SELECTED PASSAGE:
○ ○ ○ ○

Michael Morpurgo’s Private Peaceful at Richmond Theatre

June 21, 2022 Last updated: June 21, 2022 12:50 pm By Alan Franks Leave a Comment

This tour of the play based on Michael Morpurgo’s 2003 novel for older children has an awful timeliness about it, given the present war in Europe and its enduring images of destruction. Like his earlier story War Horse, which won global fame on the back of the National Theatre’s 2007 production, it focuses on the lives, and deaths, of individuals caught up in the war which was allegedly the one to end all others. This it does with a documentary focus that is both merciless and compassionate.

Daniel Rainford & Emma Manton in Private Peaceful - Feb 2022 © Nottingham Playhouse (Photo Manuel Harlan)
Daniel Rainford & Emma Manton in Private Peaceful – Feb 2022 © Nottingham Playhouse (Photo Manuel Harlan)

Here we have a young conscript by the name of Thomas Peaceful – Tommo to his friends – who finds himself in the unspeakable mud and carnage of the French trenches. As with the book, this location alternates with that of the rural life from which he has been plucked in an England which, for all its tensions, still had a tranquility worthy of his surname. Yet there were also the anxieties of adolescence; a love rivalry with his brother Charlie over a girl called Molly. Tommo’s grief when Charlie and she have a shotgun wedding is a painful reminder that all is in fact far from fair in love, just as it is in war.

There is of course an earlier precedent for First War stage drama in Joan Littlewood’s 1963 production of Oh What A Lovely War. Although that show famously recruited elements of Music Hall to lampoon the absurdities of industrialised murder, this adaptation of Morpurgo’s book by Simon Reade is not so far removed in its combined echoes of oral history and radical political theatre.

Just as military technology has made terrifying strides since those times, so too have the resources of live theatre. One result is that the explosions are so blinding and the tremors so earth-shaking that they surely scatter the birds from the trees on the green outside the theatre.

○ ○ ○ ○

EXCERPTED RECORDS:
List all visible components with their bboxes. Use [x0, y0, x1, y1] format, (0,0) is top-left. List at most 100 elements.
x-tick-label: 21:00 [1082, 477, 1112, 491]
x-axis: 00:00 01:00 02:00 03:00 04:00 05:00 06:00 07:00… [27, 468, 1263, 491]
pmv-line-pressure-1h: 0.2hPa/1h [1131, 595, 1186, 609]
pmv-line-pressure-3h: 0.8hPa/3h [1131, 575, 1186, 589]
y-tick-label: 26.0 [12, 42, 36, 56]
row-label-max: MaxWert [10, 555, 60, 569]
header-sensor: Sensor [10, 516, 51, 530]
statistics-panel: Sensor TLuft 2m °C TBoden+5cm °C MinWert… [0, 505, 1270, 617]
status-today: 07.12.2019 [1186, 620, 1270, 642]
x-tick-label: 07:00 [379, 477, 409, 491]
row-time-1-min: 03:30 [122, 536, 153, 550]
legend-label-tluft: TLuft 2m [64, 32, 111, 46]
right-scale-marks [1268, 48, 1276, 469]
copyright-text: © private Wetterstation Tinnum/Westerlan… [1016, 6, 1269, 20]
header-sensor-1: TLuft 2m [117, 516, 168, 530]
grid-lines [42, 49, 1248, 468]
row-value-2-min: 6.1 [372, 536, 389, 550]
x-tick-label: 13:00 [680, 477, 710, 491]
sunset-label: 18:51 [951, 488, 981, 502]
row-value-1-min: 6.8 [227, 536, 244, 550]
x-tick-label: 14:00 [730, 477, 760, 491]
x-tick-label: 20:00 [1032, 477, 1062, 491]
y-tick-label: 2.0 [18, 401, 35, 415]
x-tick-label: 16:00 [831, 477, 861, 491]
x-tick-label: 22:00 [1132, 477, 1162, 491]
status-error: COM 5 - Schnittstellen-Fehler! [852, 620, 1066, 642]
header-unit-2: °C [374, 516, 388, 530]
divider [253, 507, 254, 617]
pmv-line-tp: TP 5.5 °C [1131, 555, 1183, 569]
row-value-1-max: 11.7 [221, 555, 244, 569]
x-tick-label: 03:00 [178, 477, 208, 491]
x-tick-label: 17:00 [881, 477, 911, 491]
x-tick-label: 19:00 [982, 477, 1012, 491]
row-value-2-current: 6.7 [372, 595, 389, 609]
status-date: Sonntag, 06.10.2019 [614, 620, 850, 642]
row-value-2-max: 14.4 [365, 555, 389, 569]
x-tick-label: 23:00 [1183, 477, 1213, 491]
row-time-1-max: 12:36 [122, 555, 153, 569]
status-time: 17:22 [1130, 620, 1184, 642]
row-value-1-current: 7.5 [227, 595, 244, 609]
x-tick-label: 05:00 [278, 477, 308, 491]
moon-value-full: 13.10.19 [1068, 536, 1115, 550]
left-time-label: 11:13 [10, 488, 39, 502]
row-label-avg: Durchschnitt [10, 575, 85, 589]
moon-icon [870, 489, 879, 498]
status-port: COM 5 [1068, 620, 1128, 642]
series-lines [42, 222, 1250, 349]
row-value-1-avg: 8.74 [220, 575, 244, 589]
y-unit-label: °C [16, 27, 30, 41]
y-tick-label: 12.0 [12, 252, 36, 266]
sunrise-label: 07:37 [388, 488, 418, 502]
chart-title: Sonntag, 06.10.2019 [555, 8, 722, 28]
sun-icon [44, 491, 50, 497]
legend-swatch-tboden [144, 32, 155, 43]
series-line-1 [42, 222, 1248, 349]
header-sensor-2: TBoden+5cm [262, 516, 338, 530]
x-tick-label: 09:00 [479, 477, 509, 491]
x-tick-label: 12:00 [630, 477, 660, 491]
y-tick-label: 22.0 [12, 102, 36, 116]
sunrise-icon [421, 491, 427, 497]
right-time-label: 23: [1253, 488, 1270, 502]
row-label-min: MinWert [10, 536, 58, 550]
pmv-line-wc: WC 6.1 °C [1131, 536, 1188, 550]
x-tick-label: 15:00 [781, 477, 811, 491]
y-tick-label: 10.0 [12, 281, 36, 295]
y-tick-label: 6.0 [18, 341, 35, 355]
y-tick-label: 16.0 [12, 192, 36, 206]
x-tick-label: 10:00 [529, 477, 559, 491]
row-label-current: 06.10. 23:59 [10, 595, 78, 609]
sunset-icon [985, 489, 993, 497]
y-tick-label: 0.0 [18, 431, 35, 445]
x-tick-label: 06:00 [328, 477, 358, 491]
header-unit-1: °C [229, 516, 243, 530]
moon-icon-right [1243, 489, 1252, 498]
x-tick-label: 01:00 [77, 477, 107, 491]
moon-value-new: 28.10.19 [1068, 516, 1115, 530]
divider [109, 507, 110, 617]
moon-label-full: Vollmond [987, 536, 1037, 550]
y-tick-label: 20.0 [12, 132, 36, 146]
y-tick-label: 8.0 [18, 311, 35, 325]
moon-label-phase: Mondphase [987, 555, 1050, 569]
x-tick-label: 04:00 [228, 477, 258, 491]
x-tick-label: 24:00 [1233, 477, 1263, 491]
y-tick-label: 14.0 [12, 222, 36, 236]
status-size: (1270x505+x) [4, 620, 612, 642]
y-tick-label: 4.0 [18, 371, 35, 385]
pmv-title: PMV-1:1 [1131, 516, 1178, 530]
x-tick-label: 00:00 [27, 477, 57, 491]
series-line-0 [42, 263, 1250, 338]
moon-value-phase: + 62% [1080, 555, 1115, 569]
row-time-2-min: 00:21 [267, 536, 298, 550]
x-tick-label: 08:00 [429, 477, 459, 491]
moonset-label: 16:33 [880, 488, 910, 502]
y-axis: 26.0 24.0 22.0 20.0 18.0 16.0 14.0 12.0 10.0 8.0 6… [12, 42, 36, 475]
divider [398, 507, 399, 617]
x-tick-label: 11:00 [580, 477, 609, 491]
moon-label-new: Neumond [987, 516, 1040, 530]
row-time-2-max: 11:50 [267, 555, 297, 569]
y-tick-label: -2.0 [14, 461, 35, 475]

○ ○ ○ ○

REQUIREMENTS:
(1) Retype the records word for word, starting at their first line and ending at the line that contains "row-label-max: MaxWert [10, 555, 60, 569]".
(2) Write the next part of the Private Peaceful review, picking up after its last sentence.
The Private Peaceful review and the records have no connection to each other.

ANSWERS IN ORDER:
(1)
List all visible components with their bboxes. Use [x0, y0, x1, y1] format, (0,0) is top-left. List at most 100 elements.
x-tick-label: 21:00 [1082, 477, 1112, 491]
x-axis: 00:00 01:00 02:00 03:00 04:00 05:00 06:00 07:00… [27, 468, 1263, 491]
pmv-line-pressure-1h: 0.2hPa/1h [1131, 595, 1186, 609]
pmv-line-pressure-3h: 0.8hPa/3h [1131, 575, 1186, 589]
y-tick-label: 26.0 [12, 42, 36, 56]
row-label-max: MaxWert [10, 555, 60, 569]

(2)
On the evening I went, there was a strong contingent of early teens and younger, all unflinchingly rapt by the world falling apart before their eyes. None looked remotely fazed, at least not until the moment when Charlie must face the firing squad for having disobeyed orders by remaining at his stricken brother’s side.

Director Elle While has conscripted a fine troop, with Daniel Boyd and Daniel Rainford outstanding as the brothers Charlie and Tommo. John Dougall and Emma Manton mentioned in dispatches for multi-tasking manoeuvres involving a total of seventeen characters. A properly challenging night in the theatre of operations. History snapping at our heels.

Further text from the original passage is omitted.